• [What you are asked to do]:
Return a copy of every line in the records that includes the word "arrangementet".

• [Recorded information]:
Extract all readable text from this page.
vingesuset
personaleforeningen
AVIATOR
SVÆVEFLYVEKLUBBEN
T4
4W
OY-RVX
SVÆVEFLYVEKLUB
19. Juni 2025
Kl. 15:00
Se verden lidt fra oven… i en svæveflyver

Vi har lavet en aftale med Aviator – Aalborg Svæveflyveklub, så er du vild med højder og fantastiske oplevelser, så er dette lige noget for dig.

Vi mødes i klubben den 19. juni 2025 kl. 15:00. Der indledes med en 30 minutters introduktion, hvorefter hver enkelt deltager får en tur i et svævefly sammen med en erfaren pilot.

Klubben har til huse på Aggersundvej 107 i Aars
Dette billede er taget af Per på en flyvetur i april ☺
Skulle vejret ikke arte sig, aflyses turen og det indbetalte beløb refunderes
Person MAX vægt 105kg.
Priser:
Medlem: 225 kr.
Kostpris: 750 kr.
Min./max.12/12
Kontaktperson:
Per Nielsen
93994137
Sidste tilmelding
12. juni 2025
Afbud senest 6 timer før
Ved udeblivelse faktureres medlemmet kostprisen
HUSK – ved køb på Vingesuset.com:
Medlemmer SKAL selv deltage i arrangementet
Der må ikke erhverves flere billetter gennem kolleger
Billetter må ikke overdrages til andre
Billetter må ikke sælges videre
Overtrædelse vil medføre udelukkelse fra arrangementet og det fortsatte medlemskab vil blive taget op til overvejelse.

• [Task solution]:
Medlemmer SKAL selv deltage i arrangementet
Overtrædelse vil medføre udelukkelse fra arrangementet og det fortsatte medlemskab vil blive taget op til overvejelse.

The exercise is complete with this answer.